REQUIRED WORK> Reproduce every entry below precisely. Pictures are excluded from the copy.

┄┄┄┄┄┄┄┄┄┄┄┄┄┄┄┄┄┄┄┄

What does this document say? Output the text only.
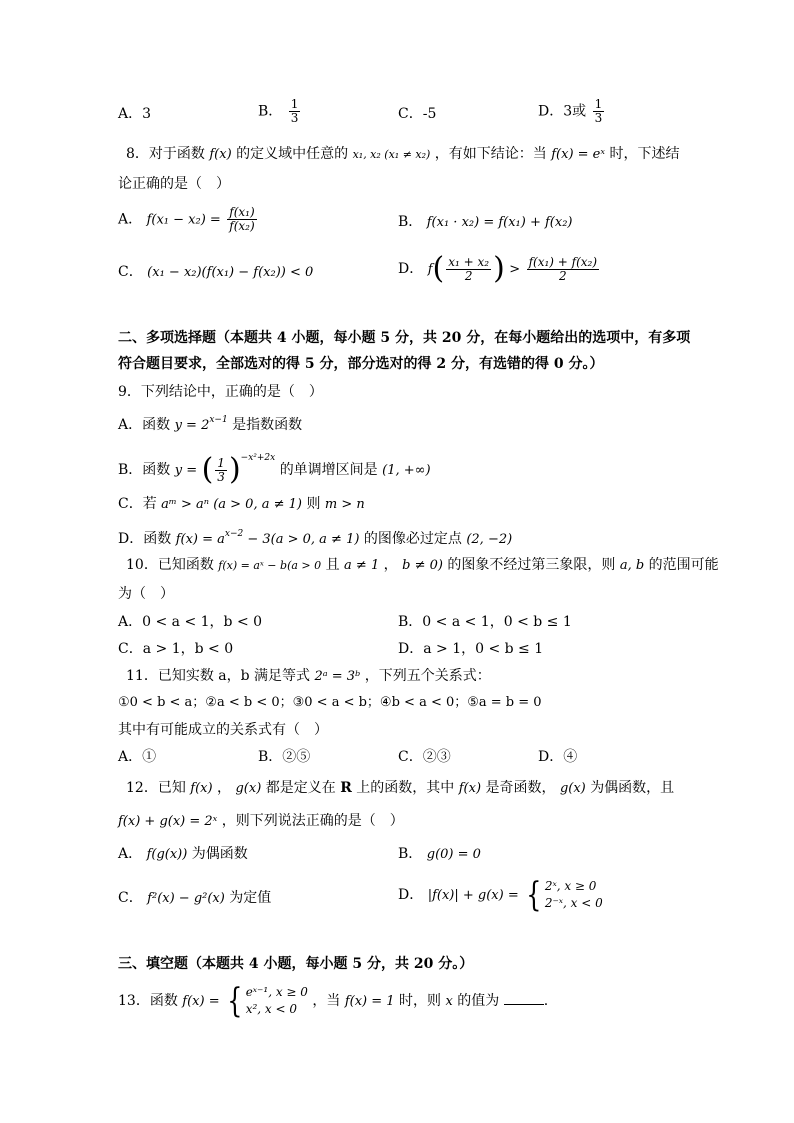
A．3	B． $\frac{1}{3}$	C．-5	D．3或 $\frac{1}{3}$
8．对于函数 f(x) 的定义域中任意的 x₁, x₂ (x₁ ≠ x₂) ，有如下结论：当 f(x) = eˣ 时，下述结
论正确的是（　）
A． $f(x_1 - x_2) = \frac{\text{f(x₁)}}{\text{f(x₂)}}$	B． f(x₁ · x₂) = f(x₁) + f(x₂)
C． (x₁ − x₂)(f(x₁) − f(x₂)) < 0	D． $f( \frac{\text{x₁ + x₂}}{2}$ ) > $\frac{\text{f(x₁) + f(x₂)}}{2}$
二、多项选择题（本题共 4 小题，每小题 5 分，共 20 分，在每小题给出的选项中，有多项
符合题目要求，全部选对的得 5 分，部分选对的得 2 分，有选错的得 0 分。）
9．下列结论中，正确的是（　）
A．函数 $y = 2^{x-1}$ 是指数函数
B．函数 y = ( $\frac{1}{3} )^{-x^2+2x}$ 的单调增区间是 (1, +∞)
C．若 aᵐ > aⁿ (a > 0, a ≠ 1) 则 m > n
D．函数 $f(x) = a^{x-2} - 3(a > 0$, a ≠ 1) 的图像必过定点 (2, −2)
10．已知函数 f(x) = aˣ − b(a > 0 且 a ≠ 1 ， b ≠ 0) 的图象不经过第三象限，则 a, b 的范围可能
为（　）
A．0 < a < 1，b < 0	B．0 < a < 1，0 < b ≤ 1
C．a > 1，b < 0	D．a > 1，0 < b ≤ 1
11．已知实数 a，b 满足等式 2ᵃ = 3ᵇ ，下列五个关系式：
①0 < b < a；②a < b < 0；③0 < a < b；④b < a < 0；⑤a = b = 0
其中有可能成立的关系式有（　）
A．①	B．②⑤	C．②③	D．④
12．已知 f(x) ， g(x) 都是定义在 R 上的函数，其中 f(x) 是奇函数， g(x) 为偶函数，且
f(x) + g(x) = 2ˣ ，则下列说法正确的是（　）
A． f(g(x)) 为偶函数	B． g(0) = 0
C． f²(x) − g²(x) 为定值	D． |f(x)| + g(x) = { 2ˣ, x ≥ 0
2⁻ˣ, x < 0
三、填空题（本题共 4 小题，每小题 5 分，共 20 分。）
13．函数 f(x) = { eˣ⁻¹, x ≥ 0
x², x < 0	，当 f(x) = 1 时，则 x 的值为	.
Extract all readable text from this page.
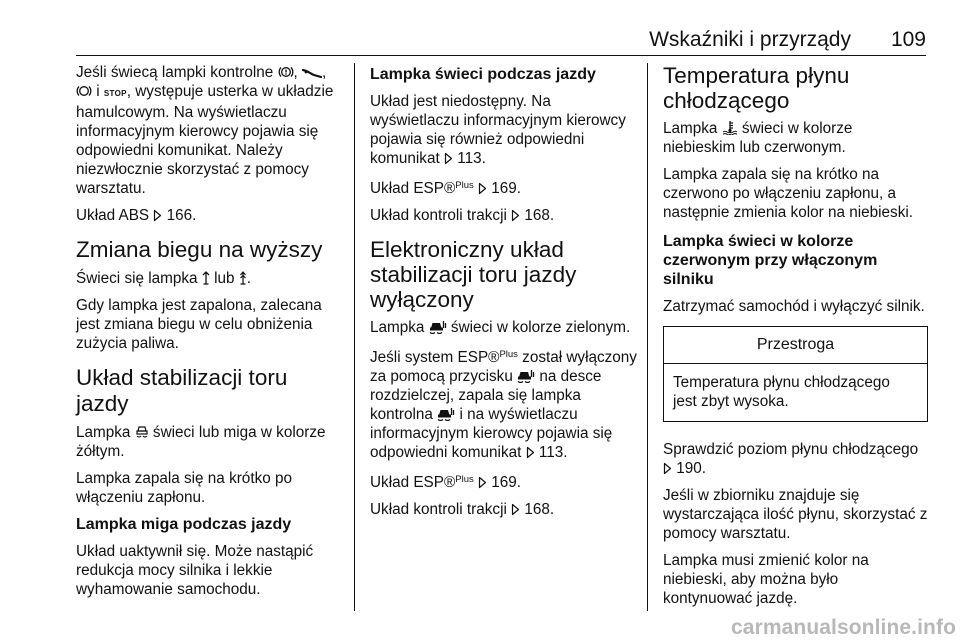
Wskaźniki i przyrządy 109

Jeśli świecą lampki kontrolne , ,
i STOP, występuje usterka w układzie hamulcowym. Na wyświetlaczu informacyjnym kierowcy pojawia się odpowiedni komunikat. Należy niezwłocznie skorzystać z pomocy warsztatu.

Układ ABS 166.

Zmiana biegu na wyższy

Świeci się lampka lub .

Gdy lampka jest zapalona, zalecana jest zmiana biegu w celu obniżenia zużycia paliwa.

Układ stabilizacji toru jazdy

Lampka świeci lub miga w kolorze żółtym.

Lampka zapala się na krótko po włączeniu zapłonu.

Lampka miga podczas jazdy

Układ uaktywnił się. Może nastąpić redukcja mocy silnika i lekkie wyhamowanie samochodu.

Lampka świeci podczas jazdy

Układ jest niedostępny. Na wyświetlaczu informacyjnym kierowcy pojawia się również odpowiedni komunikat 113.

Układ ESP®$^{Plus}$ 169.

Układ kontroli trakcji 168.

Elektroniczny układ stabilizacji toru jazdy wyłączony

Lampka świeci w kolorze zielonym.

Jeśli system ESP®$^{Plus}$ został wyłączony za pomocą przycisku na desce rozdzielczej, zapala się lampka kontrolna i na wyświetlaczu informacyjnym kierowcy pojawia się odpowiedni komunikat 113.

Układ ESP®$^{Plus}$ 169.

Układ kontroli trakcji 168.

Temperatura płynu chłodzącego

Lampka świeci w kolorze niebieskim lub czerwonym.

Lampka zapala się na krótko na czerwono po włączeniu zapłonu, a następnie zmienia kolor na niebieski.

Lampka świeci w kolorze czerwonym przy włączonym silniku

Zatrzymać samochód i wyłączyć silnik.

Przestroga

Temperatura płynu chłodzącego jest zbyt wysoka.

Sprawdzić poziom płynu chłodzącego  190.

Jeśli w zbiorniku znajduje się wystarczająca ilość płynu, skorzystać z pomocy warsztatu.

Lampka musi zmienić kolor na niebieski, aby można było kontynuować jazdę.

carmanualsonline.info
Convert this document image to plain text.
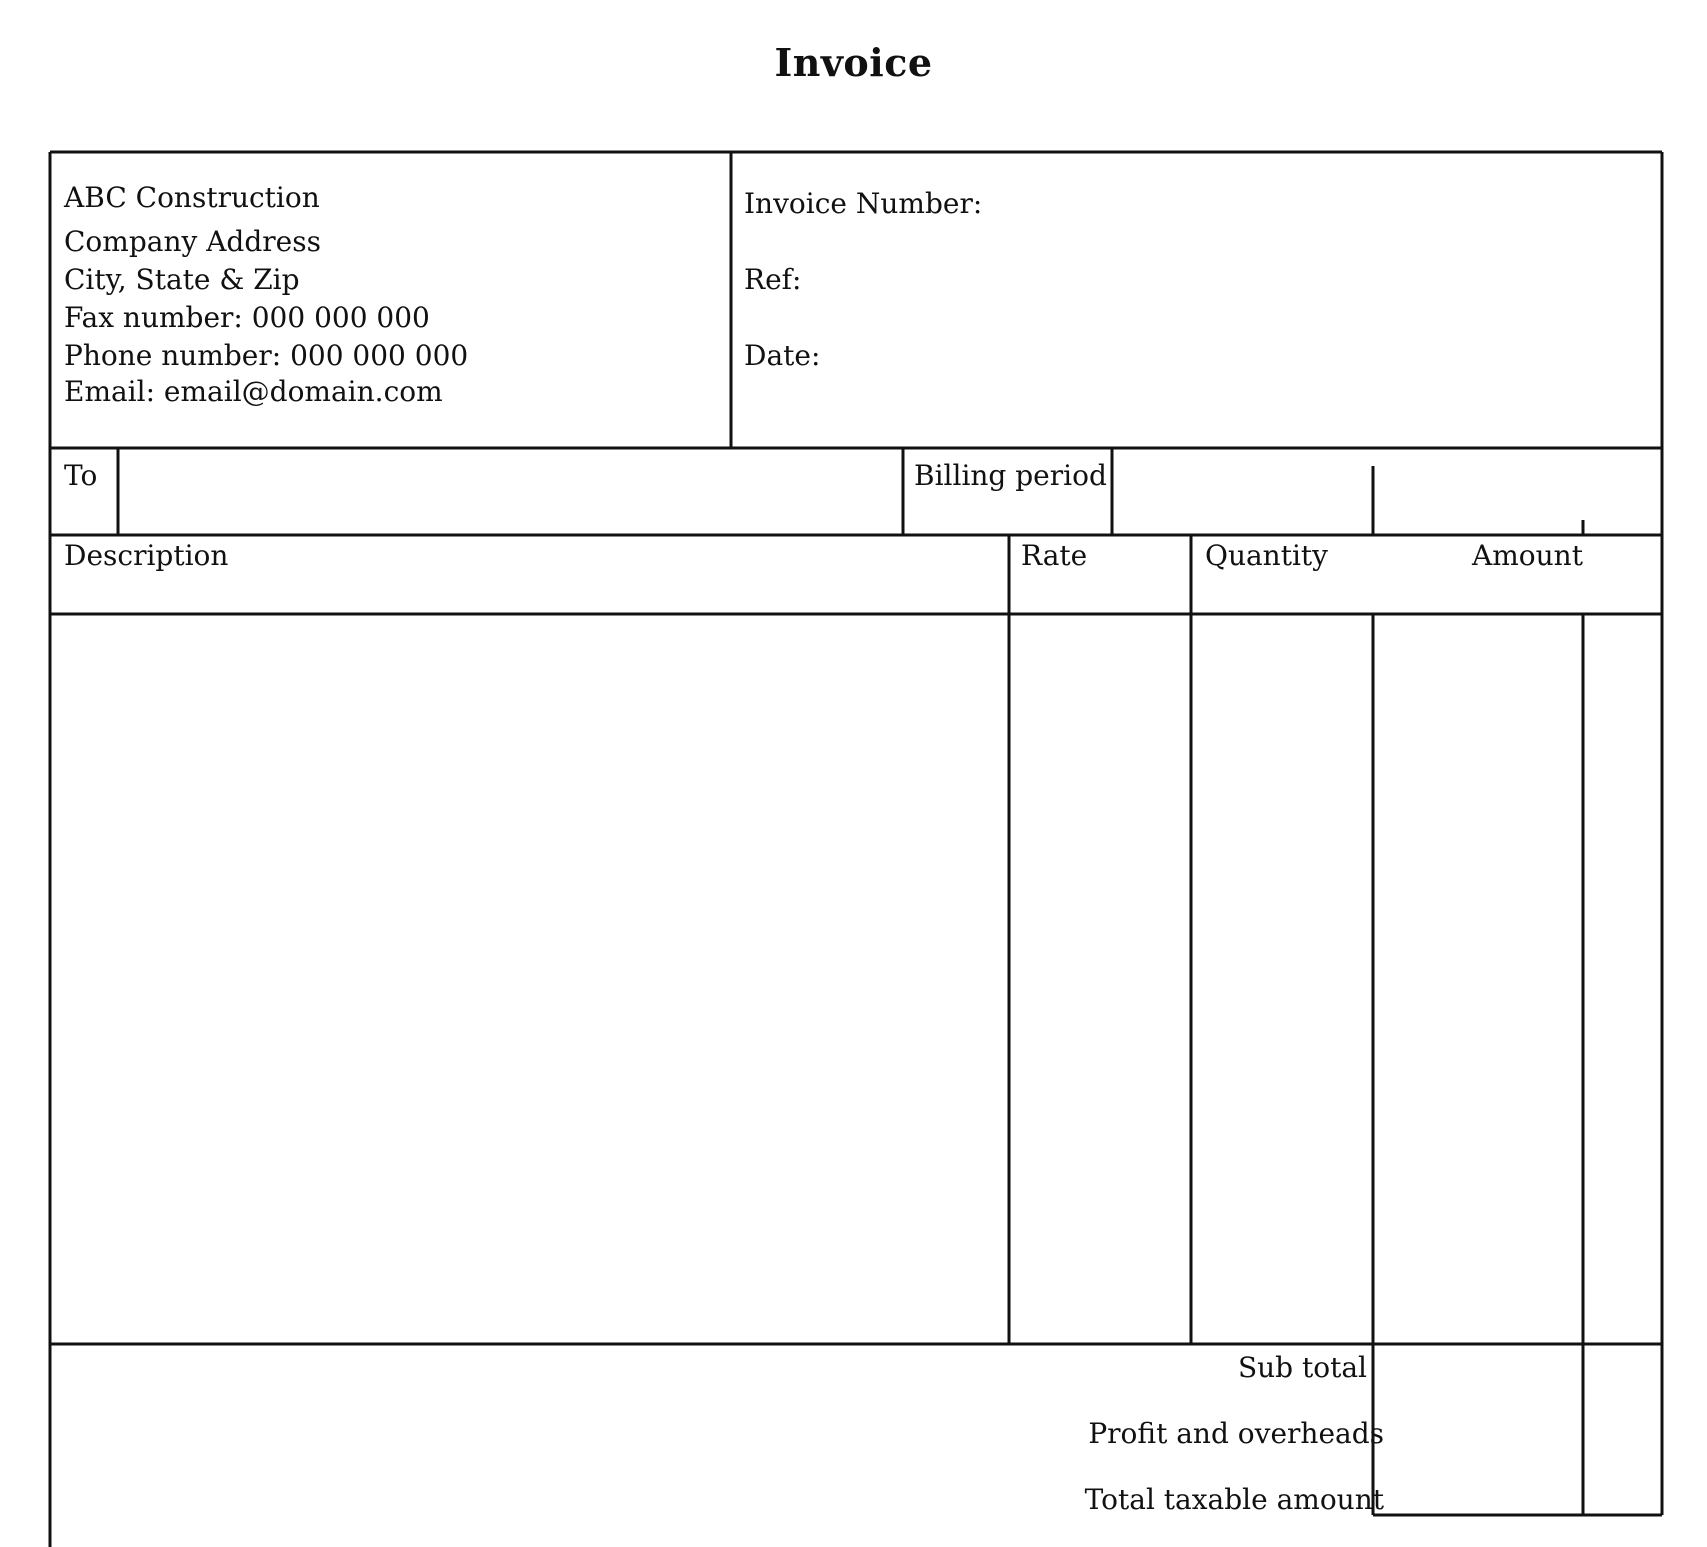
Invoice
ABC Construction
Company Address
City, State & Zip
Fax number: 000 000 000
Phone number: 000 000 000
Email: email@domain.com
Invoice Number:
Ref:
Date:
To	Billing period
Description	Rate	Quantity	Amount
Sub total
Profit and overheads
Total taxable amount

┄┄┄┄┄┄┄┄┄┄┄┄┄┄┄┄┄┄┄┄

TASK OUTPUT>
What does this document say? Output the text only.
A．3	B． $\frac{1}{3}$	C．-5	D．3或 $\frac{1}{3}$
8．对于函数 f(x) 的定义域中任意的 x₁, x₂ (x₁ ≠ x₂) ，有如下结论：当 f(x) = eˣ 时，下述结
论正确的是（　）
A． $f(x_1 - x_2) = \frac{\text{f(x₁)}}{\text{f(x₂)}}$	B． f(x₁ · x₂) = f(x₁) + f(x₂)
C． (x₁ − x₂)(f(x₁) − f(x₂)) < 0	D． $f( \frac{\text{x₁ + x₂}}{2}$ ) > $\frac{\text{f(x₁) + f(x₂)}}{2}$
二、多项选择题（本题共 4 小题，每小题 5 分，共 20 分，在每小题给出的选项中，有多项
符合题目要求，全部选对的得 5 分，部分选对的得 2 分，有选错的得 0 分。）
9．下列结论中，正确的是（　）
A．函数 $y = 2^{x-1}$ 是指数函数
B．函数 y = ( $\frac{1}{3} )^{-x^2+2x}$ 的单调增区间是 (1, +∞)
C．若 aᵐ > aⁿ (a > 0, a ≠ 1) 则 m > n
D．函数 $f(x) = a^{x-2} - 3(a > 0$, a ≠ 1) 的图像必过定点 (2, −2)
10．已知函数 f(x) = aˣ − b(a > 0 且 a ≠ 1 ， b ≠ 0) 的图象不经过第三象限，则 a, b 的范围可能
为（　）
A．0 < a < 1，b < 0	B．0 < a < 1，0 < b ≤ 1
C．a > 1，b < 0	D．a > 1，0 < b ≤ 1
11．已知实数 a，b 满足等式 2ᵃ = 3ᵇ ，下列五个关系式：
①0 < b < a；②a < b < 0；③0 < a < b；④b < a < 0；⑤a = b = 0
其中有可能成立的关系式有（　）
A．①	B．②⑤	C．②③	D．④
12．已知 f(x) ， g(x) 都是定义在 R 上的函数，其中 f(x) 是奇函数， g(x) 为偶函数，且
f(x) + g(x) = 2ˣ ，则下列说法正确的是（　）
A． f(g(x)) 为偶函数	B． g(0) = 0
C． f²(x) − g²(x) 为定值	D． |f(x)| + g(x) = { 2ˣ, x ≥ 0
2⁻ˣ, x < 0
三、填空题（本题共 4 小题，每小题 5 分，共 20 分。）
13．函数 f(x) = { eˣ⁻¹, x ≥ 0
x², x < 0	，当 f(x) = 1 时，则 x 的值为	.
Extract all readable text from this page.
Wskaźniki i przyrządy 109

Jeśli świecą lampki kontrolne , ,
i STOP, występuje usterka w układzie hamulcowym. Na wyświetlaczu informacyjnym kierowcy pojawia się odpowiedni komunikat. Należy niezwłocznie skorzystać z pomocy warsztatu.

Układ ABS 166.

Zmiana biegu na wyższy

Świeci się lampka lub .

Gdy lampka jest zapalona, zalecana jest zmiana biegu w celu obniżenia zużycia paliwa.

Układ stabilizacji toru jazdy

Lampka świeci lub miga w kolorze żółtym.

Lampka zapala się na krótko po włączeniu zapłonu.

Lampka miga podczas jazdy

Układ uaktywnił się. Może nastąpić redukcja mocy silnika i lekkie wyhamowanie samochodu.

Lampka świeci podczas jazdy

Układ jest niedostępny. Na wyświetlaczu informacyjnym kierowcy pojawia się również odpowiedni komunikat 113.

Układ ESP®$^{Plus}$ 169.

Układ kontroli trakcji 168.

Elektroniczny układ stabilizacji toru jazdy wyłączony

Lampka świeci w kolorze zielonym.

Jeśli system ESP®$^{Plus}$ został wyłączony za pomocą przycisku na desce rozdzielczej, zapala się lampka kontrolna i na wyświetlaczu informacyjnym kierowcy pojawia się odpowiedni komunikat 113.

Układ ESP®$^{Plus}$ 169.

Układ kontroli trakcji 168.

Temperatura płynu chłodzącego

Lampka świeci w kolorze niebieskim lub czerwonym.

Lampka zapala się na krótko na czerwono po włączeniu zapłonu, a następnie zmienia kolor na niebieski.

Lampka świeci w kolorze czerwonym przy włączonym silniku

Zatrzymać samochód i wyłączyć silnik.

Przestroga

Temperatura płynu chłodzącego jest zbyt wysoka.

Sprawdzić poziom płynu chłodzącego  190.

Jeśli w zbiorniku znajduje się wystarczająca ilość płynu, skorzystać z pomocy warsztatu.

Lampka musi zmienić kolor na niebieski, aby można było kontynuować jazdę.

carmanualsonline.info
Convert this document image to plain text.
Invoice
ABC Construction
Company Address
City, State & Zip
Fax number: 000 000 000
Phone number: 000 000 000
Email: email@domain.com
Invoice Number:
Ref:
Date:
To	Billing period
Description	Rate	Quantity	Amount
Sub total
Profit and overheads
Total taxable amount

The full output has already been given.